**What you need to do:** Retype the full set of records. Keep every character identical.

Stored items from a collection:
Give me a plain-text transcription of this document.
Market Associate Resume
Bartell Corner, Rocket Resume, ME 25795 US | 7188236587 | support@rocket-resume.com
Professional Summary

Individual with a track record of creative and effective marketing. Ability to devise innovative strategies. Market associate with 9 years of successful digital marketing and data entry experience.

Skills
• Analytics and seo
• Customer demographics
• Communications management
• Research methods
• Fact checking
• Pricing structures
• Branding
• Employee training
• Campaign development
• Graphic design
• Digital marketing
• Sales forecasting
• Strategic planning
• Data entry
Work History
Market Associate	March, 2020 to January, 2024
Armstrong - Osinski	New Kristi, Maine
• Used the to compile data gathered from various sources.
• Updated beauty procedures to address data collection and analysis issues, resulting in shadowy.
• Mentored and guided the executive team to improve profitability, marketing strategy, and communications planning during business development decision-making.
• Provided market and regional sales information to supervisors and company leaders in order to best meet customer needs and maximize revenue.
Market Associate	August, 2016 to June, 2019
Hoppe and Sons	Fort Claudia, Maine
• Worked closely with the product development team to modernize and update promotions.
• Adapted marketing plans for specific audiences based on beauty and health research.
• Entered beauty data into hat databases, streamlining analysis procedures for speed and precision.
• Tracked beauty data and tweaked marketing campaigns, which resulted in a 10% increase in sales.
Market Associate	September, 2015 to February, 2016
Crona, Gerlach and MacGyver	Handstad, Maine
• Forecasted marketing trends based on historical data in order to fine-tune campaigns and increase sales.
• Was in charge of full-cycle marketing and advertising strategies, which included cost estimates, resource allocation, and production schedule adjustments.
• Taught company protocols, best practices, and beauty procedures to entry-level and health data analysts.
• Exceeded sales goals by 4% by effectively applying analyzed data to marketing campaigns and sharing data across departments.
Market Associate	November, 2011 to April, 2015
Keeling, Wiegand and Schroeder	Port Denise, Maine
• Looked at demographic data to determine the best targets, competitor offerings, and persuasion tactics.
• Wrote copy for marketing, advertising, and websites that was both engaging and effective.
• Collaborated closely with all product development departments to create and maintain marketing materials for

**Solution below:**
Give me a plain-text transcription of this document.
Market Associate Resume
Bartell Corner, Rocket Resume, ME 25795 US | 7188236587 | support@rocket-resume.com
Professional Summary

Individual with a track record of creative and effective marketing. Ability to devise innovative strategies. Market associate with 9 years of successful digital marketing and data entry experience.

Skills
• Analytics and seo
• Customer demographics
• Communications management
• Research methods
• Fact checking
• Pricing structures
• Branding
• Employee training
• Campaign development
• Graphic design
• Digital marketing
• Sales forecasting
• Strategic planning
• Data entry
Work History
Market Associate	March, 2020 to January, 2024
Armstrong - Osinski	New Kristi, Maine
• Used the to compile data gathered from various sources.
• Updated beauty procedures to address data collection and analysis issues, resulting in shadowy.
• Mentored and guided the executive team to improve profitability, marketing strategy, and communications planning during business development decision-making.
• Provided market and regional sales information to supervisors and company leaders in order to best meet customer needs and maximize revenue.
Market Associate	August, 2016 to June, 2019
Hoppe and Sons	Fort Claudia, Maine
• Worked closely with the product development team to modernize and update promotions.
• Adapted marketing plans for specific audiences based on beauty and health research.
• Entered beauty data into hat databases, streamlining analysis procedures for speed and precision.
• Tracked beauty data and tweaked marketing campaigns, which resulted in a 10% increase in sales.
Market Associate	September, 2015 to February, 2016
Crona, Gerlach and MacGyver	Handstad, Maine
• Forecasted marketing trends based on historical data in order to fine-tune campaigns and increase sales.
• Was in charge of full-cycle marketing and advertising strategies, which included cost estimates, resource allocation, and production schedule adjustments.
• Taught company protocols, best practices, and beauty procedures to entry-level and health data analysts.
• Exceeded sales goals by 4% by effectively applying analyzed data to marketing campaigns and sharing data across departments.
Market Associate	November, 2011 to April, 2015
Keeling, Wiegand and Schroeder	Port Denise, Maine
• Looked at demographic data to determine the best targets, competitor offerings, and persuasion tactics.
• Wrote copy for marketing, advertising, and websites that was both engaging and effective.
• Collaborated closely with all product development departments to create and maintain marketing materials for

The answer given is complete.